What this task involves
It is required that all of the data be written out exactly.

Record excerpts
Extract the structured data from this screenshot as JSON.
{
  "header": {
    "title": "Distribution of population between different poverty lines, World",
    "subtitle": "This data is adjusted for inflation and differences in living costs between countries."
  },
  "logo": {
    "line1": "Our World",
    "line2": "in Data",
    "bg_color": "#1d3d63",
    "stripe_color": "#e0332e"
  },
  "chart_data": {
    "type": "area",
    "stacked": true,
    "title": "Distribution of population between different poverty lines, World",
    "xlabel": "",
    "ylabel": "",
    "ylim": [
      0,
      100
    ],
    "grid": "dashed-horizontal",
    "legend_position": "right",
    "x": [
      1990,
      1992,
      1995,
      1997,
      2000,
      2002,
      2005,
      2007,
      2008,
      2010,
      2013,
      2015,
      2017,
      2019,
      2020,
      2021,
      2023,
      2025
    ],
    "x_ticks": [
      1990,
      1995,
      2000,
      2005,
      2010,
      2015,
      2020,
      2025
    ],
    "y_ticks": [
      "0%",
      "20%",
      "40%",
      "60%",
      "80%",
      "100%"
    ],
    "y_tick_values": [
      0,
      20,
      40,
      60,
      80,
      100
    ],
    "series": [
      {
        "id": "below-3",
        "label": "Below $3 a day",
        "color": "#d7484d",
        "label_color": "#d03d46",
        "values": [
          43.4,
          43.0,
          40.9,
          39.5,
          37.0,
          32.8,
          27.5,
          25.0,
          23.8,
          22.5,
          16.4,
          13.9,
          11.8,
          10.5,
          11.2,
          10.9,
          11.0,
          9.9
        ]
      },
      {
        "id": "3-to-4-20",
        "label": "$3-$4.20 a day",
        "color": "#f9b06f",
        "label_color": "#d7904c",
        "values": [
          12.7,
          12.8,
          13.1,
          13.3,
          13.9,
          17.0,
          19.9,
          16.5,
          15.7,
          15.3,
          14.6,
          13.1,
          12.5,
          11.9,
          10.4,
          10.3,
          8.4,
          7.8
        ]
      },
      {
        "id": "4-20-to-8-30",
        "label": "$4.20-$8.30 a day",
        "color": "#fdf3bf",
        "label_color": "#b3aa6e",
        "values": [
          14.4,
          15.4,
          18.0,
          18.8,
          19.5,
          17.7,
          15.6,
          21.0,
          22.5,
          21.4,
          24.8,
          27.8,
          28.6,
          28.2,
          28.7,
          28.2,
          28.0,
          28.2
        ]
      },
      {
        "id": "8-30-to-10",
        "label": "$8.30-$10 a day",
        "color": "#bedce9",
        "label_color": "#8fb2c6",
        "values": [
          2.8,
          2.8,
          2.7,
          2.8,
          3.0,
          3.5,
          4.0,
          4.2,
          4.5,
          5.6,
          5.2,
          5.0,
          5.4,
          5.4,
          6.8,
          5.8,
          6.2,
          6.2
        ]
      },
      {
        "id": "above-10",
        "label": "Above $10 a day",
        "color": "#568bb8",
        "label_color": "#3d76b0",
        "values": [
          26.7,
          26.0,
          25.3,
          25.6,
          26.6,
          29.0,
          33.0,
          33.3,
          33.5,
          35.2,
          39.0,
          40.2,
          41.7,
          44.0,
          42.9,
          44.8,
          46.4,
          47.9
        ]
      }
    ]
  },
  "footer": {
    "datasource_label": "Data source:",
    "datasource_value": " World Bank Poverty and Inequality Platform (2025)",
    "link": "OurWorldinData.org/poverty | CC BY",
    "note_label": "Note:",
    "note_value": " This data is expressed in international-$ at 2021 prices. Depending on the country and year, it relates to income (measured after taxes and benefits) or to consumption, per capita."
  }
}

Reply to the task
Extract the structured data from this screenshot as JSON.
{
  "header": {
    "title": "Distribution of population between different poverty lines, World",
    "subtitle": "This data is adjusted for inflation and differences in living costs between countries."
  },
  "logo": {
    "line1": "Our World",
    "line2": "in Data",
    "bg_color": "#1d3d63",
    "stripe_color": "#e0332e"
  },
  "chart_data": {
    "type": "area",
    "stacked": true,
    "title": "Distribution of population between different poverty lines, World",
    "xlabel": "",
    "ylabel": "",
    "ylim": [
      0,
      100
    ],
    "grid": "dashed-horizontal",
    "legend_position": "right",
    "x": [
      1990,
      1992,
      1995,
      1997,
      2000,
      2002,
      2005,
      2007,
      2008,
      2010,
      2013,
      2015,
      2017,
      2019,
      2020,
      2021,
      2023,
      2025
    ],
    "x_ticks": [
      1990,
      1995,
      2000,
      2005,
      2010,
      2015,
      2020,
      2025
    ],
    "y_ticks": [
      "0%",
      "20%",
      "40%",
      "60%",
      "80%",
      "100%"
    ],
    "y_tick_values": [
      0,
      20,
      40,
      60,
      80,
      100
    ],
    "series": [
      {
        "id": "below-3",
        "label": "Below $3 a day",
        "color": "#d7484d",
        "label_color": "#d03d46",
        "values": [
          43.4,
          43.0,
          40.9,
          39.5,
          37.0,
          32.8,
          27.5,
          25.0,
          23.8,
          22.5,
          16.4,
          13.9,
          11.8,
          10.5,
          11.2,
          10.9,
          11.0,
          9.9
        ]
      },
      {
        "id": "3-to-4-20",
        "label": "$3-$4.20 a day",
        "color": "#f9b06f",
        "label_color": "#d7904c",
        "values": [
          12.7,
          12.8,
          13.1,
          13.3,
          13.9,
          17.0,
          19.9,
          16.5,
          15.7,
          15.3,
          14.6,
          13.1,
          12.5,
          11.9,
          10.4,
          10.3,
          8.4,
          7.8
        ]
      },
      {
        "id": "4-20-to-8-30",
        "label": "$4.20-$8.30 a day",
        "color": "#fdf3bf",
        "label_color": "#b3aa6e",
        "values": [
          14.4,
          15.4,
          18.0,
          18.8,
          19.5,
          17.7,
          15.6,
          21.0,
          22.5,
          21.4,
          24.8,
          27.8,
          28.6,
          28.2,
          28.7,
          28.2,
          28.0,
          28.2
        ]
      },
      {
        "id": "8-30-to-10",
        "label": "$8.30-$10 a day",
        "color": "#bedce9",
        "label_color": "#8fb2c6",
        "values": [
          2.8,
          2.8,
          2.7,
          2.8,
          3.0,
          3.5,
          4.0,
          4.2,
          4.5,
          5.6,
          5.2,
          5.0,
          5.4,
          5.4,
          6.8,
          5.8,
          6.2,
          6.2
        ]
      },
      {
        "id": "above-10",
        "label": "Above $10 a day",
        "color": "#568bb8",
        "label_color": "#3d76b0",
        "values": [
          26.7,
          26.0,
          25.3,
          25.6,
          26.6,
          29.0,
          33.0,
          33.3,
          33.5,
          35.2,
          39.0,
          40.2,
          41.7,
          44.0,
          42.9,
          44.8,
          46.4,
          47.9
        ]
      }
    ]
  },
  "footer": {
    "datasource_label": "Data source:",
    "datasource_value": " World Bank Poverty and Inequality Platform (2025)",
    "link": "OurWorldinData.org/poverty | CC BY",
    "note_label": "Note:",
    "note_value": " This data is expressed in international-$ at 2021 prices. Depending on the country and year, it relates to income (measured after taxes and benefits) or to consumption, per capita."
  }
}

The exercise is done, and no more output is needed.